> **Task details**
Transcribe the whole listing without a single picture.

> **Figure content listings**
╭──

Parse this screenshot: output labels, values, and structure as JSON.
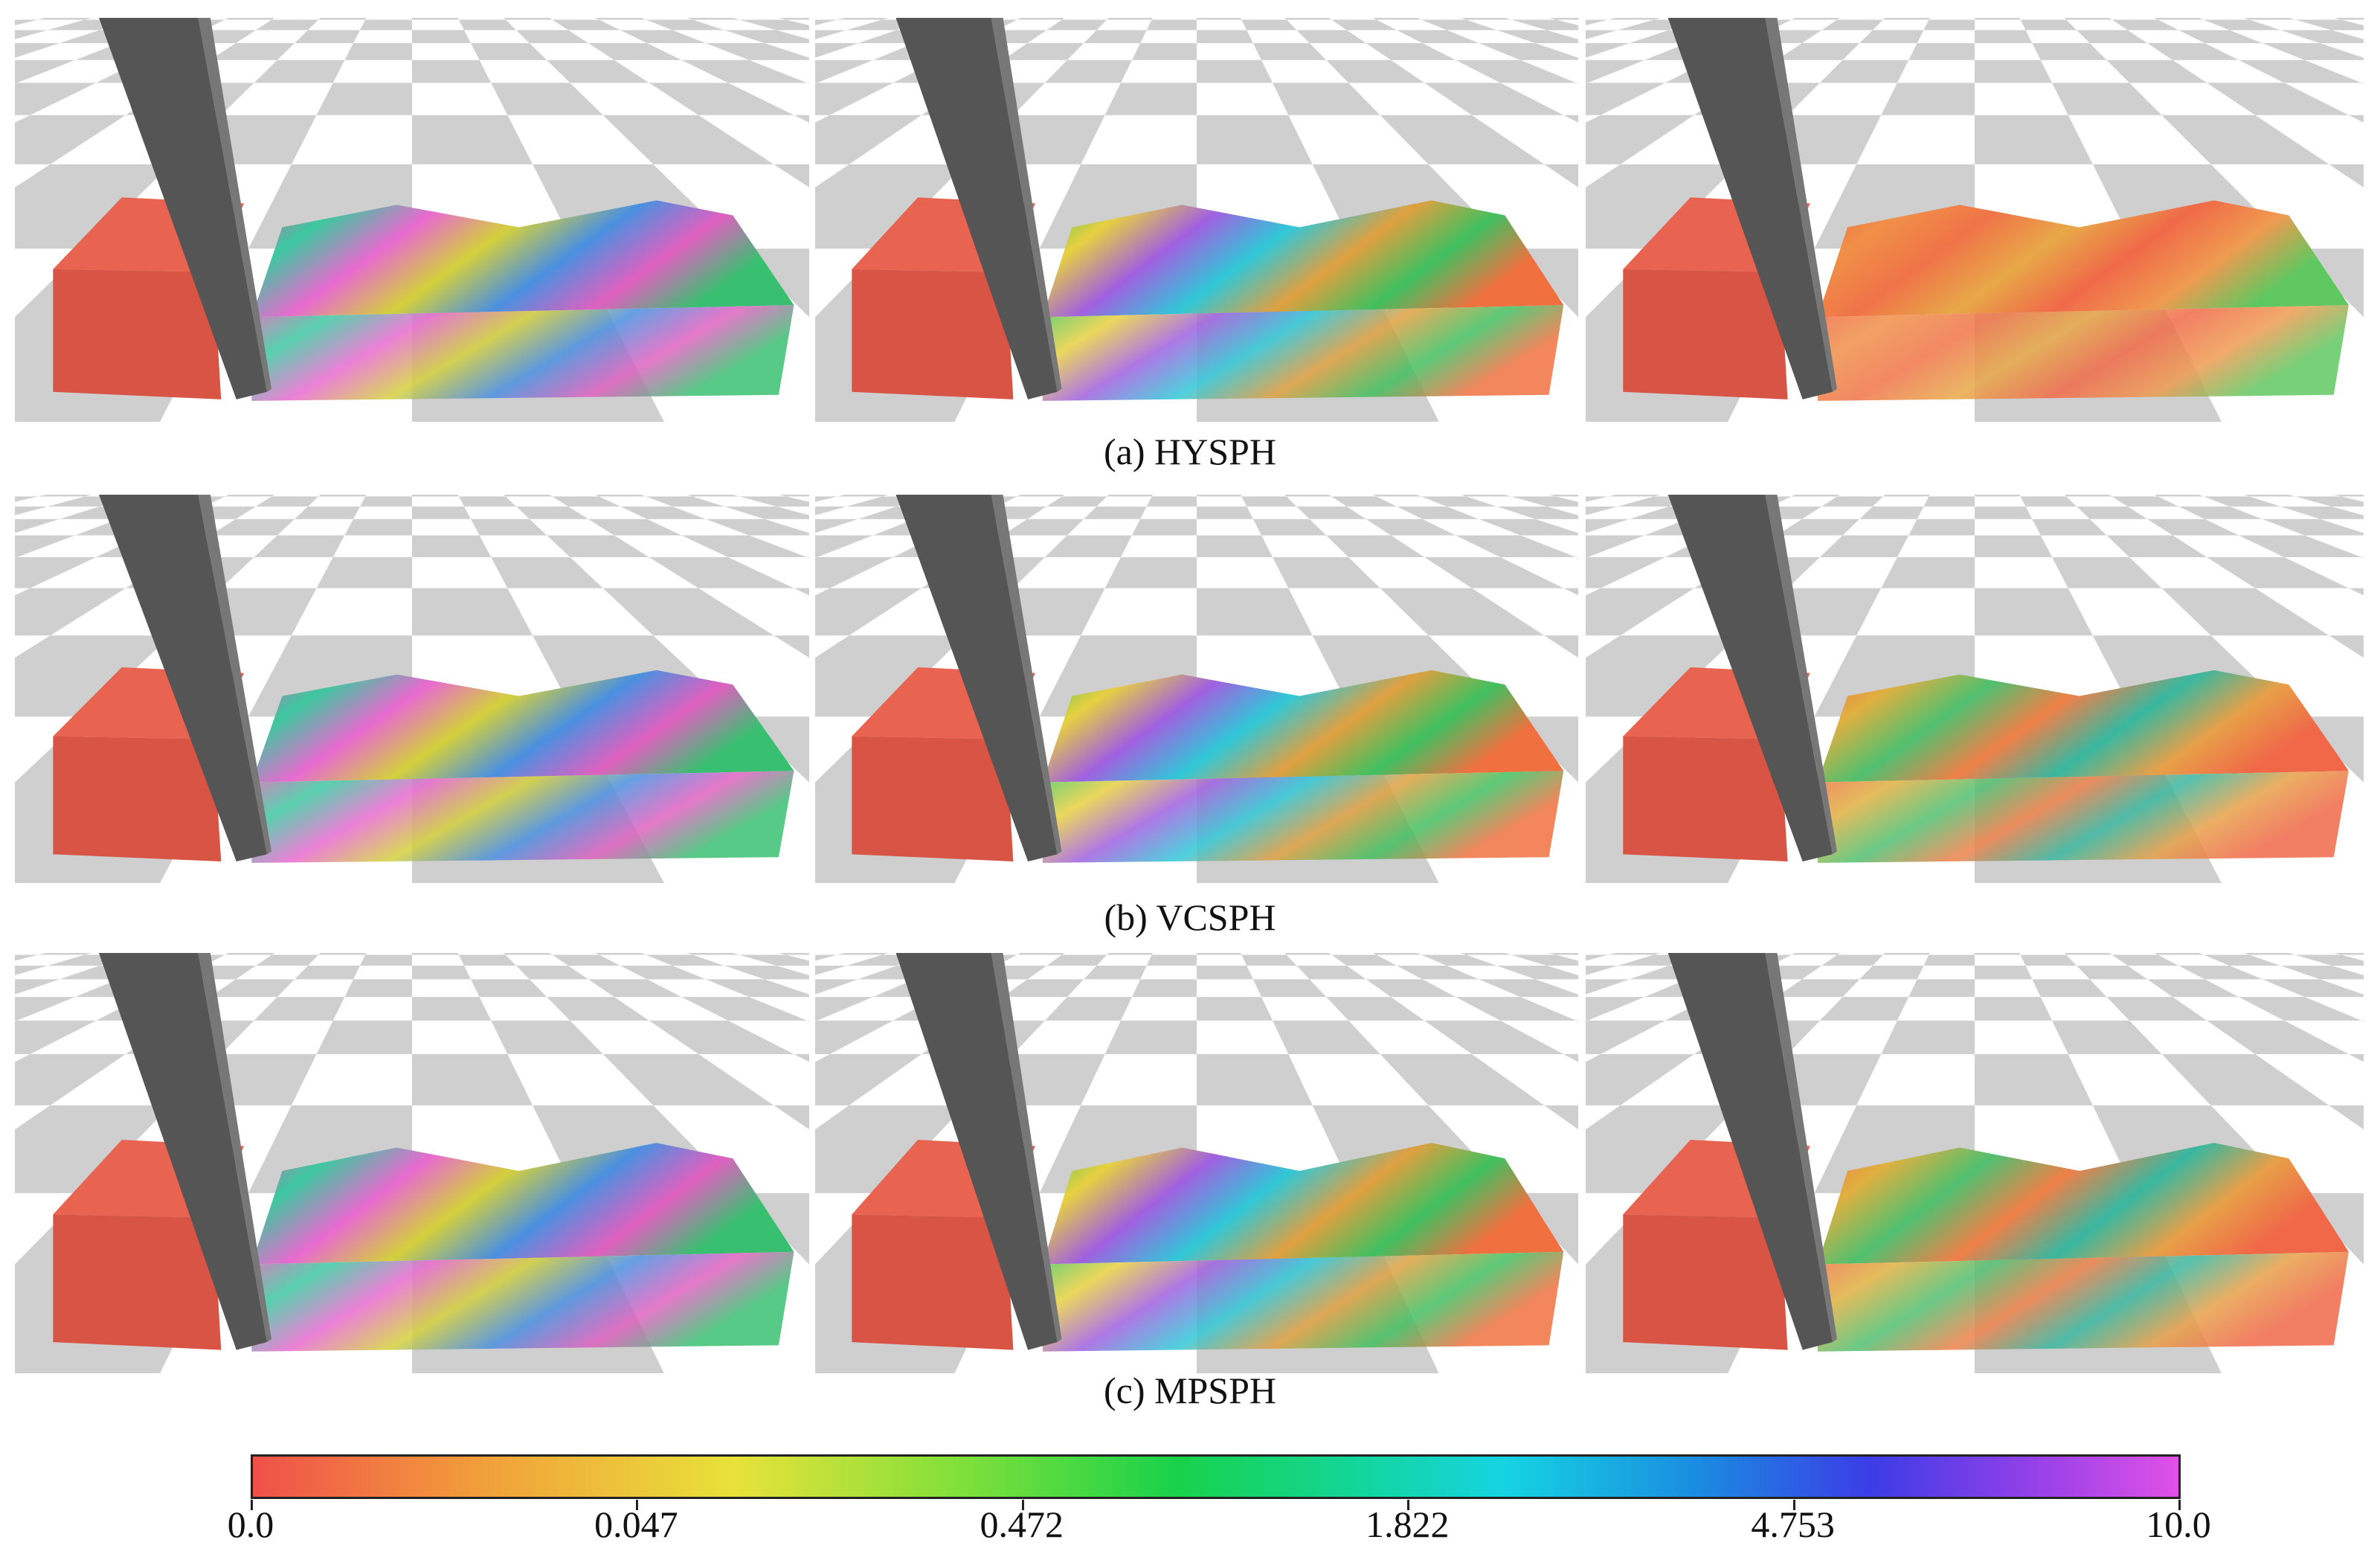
{
  "figure": {
    "rows": [
      {
        "caption": "(a) HYSPH"
      },
      {
        "caption": "(b) VCSPH"
      },
      {
        "caption": "(c) MPSPH"
      }
    ],
    "colorbar": {
      "ticks": [
        "0.0",
        "0.047",
        "0.472",
        "1.822",
        "4.753",
        "10.0"
      ]
    }
  }
}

╰──

> **Answer below**
Parse this screenshot: output labels, values, and structure as JSON.
{
  "figure": {
    "rows": [
      {
        "caption": "(a) HYSPH"
      },
      {
        "caption": "(b) VCSPH"
      },
      {
        "caption": "(c) MPSPH"
      }
    ],
    "colorbar": {
      "ticks": [
        "0.0",
        "0.047",
        "0.472",
        "1.822",
        "4.753",
        "10.0"
      ]
    }
  }
}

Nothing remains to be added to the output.